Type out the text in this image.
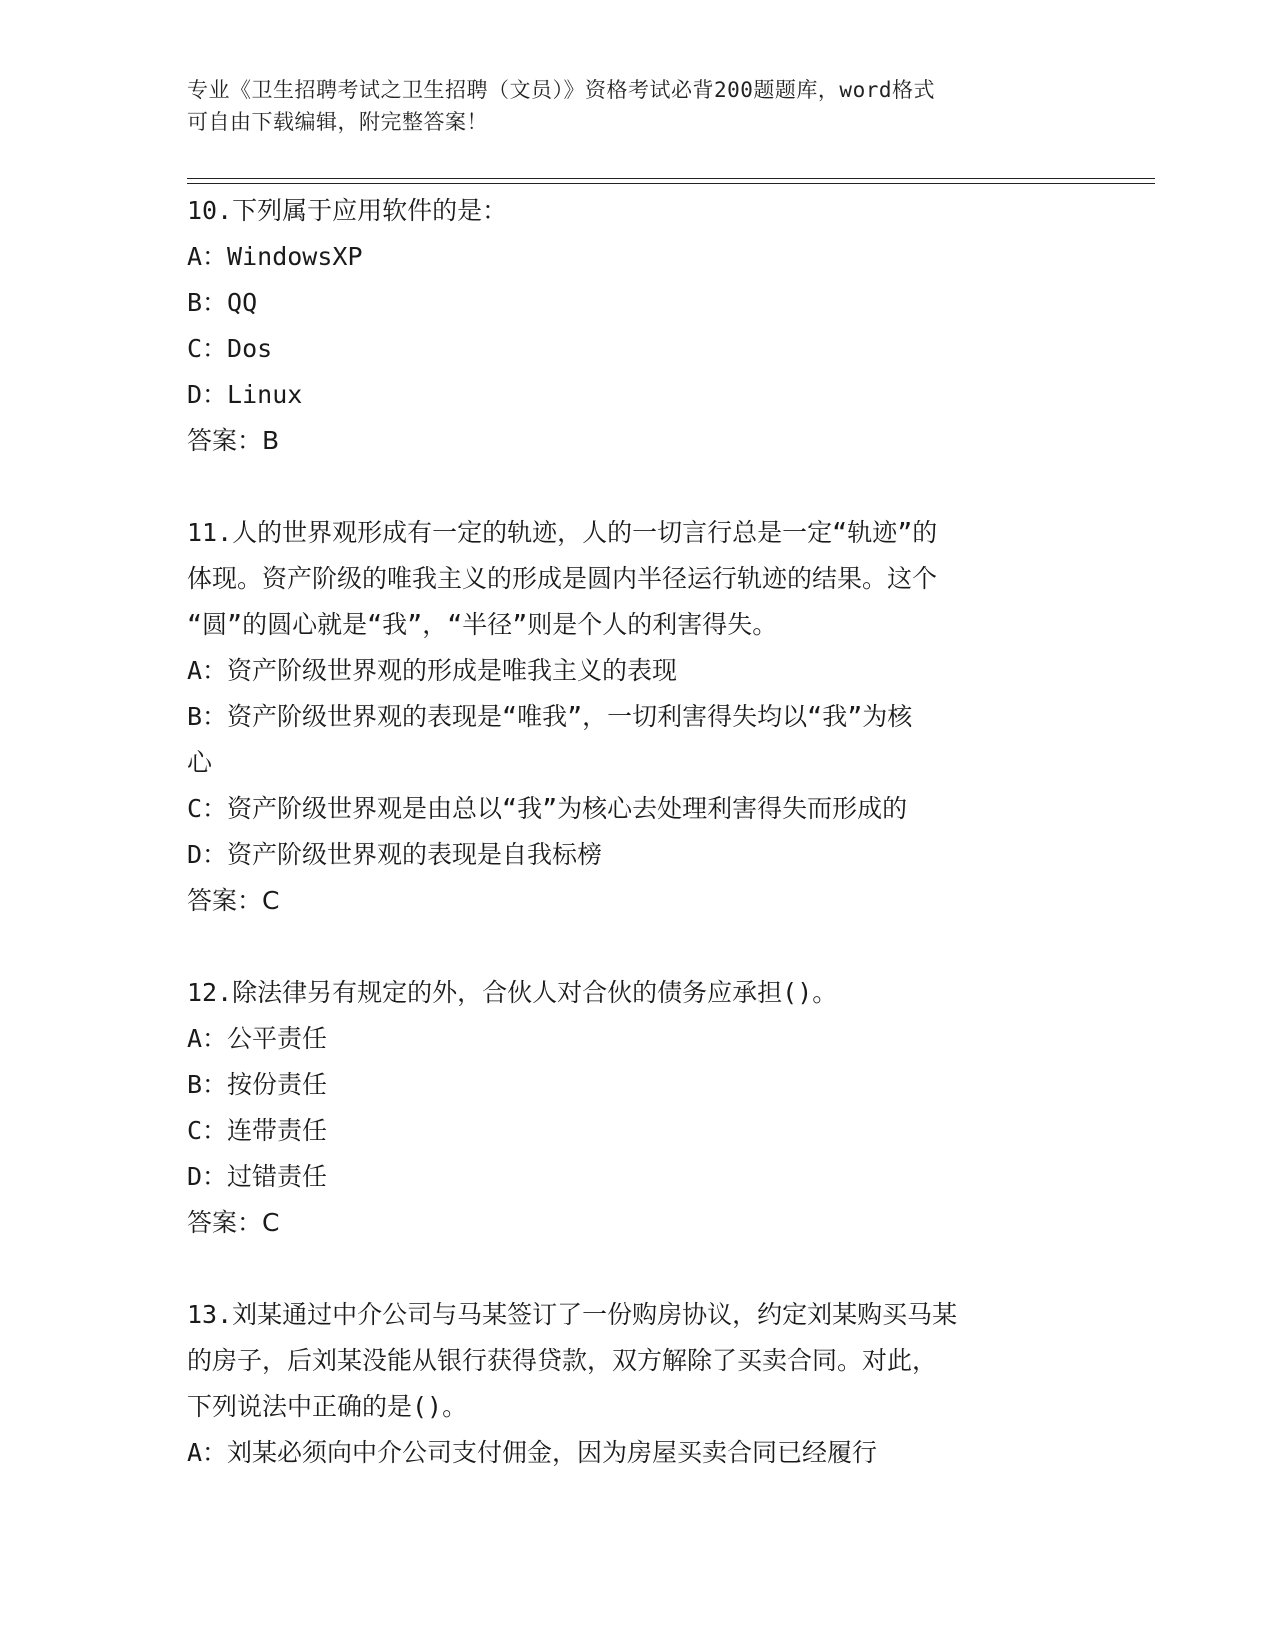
专业《卫生招聘考试之卫生招聘（文员）》资格考试必背200题题库，word格式
可自由下载编辑，附完整答案！
10.下列属于应用软件的是：
A：WindowsXP
B：QQ
C：Dos
D：Linux
答案：B
11.人的世界观形成有一定的轨迹，人的一切言行总是一定“轨迹”的
体现。资产阶级的唯我主义的形成是圆内半径运行轨迹的结果。这个
“圆”的圆心就是“我”，“半径”则是个人的利害得失。
A：资产阶级世界观的形成是唯我主义的表现
B：资产阶级世界观的表现是“唯我”，一切利害得失均以“我”为核
心
C：资产阶级世界观是由总以“我”为核心去处理利害得失而形成的
D：资产阶级世界观的表现是自我标榜
答案：C
12.除法律另有规定的外，合伙人对合伙的债务应承担()。
A：公平责任
B：按份责任
C：连带责任
D：过错责任
答案：C
13.刘某通过中介公司与马某签订了一份购房协议，约定刘某购买马某
的房子，后刘某没能从银行获得贷款，双方解除了买卖合同。对此，
下列说法中正确的是()。
A：刘某必须向中介公司支付佣金，因为房屋买卖合同已经履行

# EXERCISE
Quote each line of the listing exactly, but leave the pictures out.

# ANSWER BELOW
Type out the text in this image.
专业《卫生招聘考试之卫生招聘（文员）》资格考试必背200题题库，word格式
可自由下载编辑，附完整答案！
10.下列属于应用软件的是：
A：WindowsXP
B：QQ
C：Dos
D：Linux
答案：B
11.人的世界观形成有一定的轨迹，人的一切言行总是一定“轨迹”的
体现。资产阶级的唯我主义的形成是圆内半径运行轨迹的结果。这个
“圆”的圆心就是“我”，“半径”则是个人的利害得失。
A：资产阶级世界观的形成是唯我主义的表现
B：资产阶级世界观的表现是“唯我”，一切利害得失均以“我”为核
心
C：资产阶级世界观是由总以“我”为核心去处理利害得失而形成的
D：资产阶级世界观的表现是自我标榜
答案：C
12.除法律另有规定的外，合伙人对合伙的债务应承担()。
A：公平责任
B：按份责任
C：连带责任
D：过错责任
答案：C
13.刘某通过中介公司与马某签订了一份购房协议，约定刘某购买马某
的房子，后刘某没能从银行获得贷款，双方解除了买卖合同。对此，
下列说法中正确的是()。
A：刘某必须向中介公司支付佣金，因为房屋买卖合同已经履行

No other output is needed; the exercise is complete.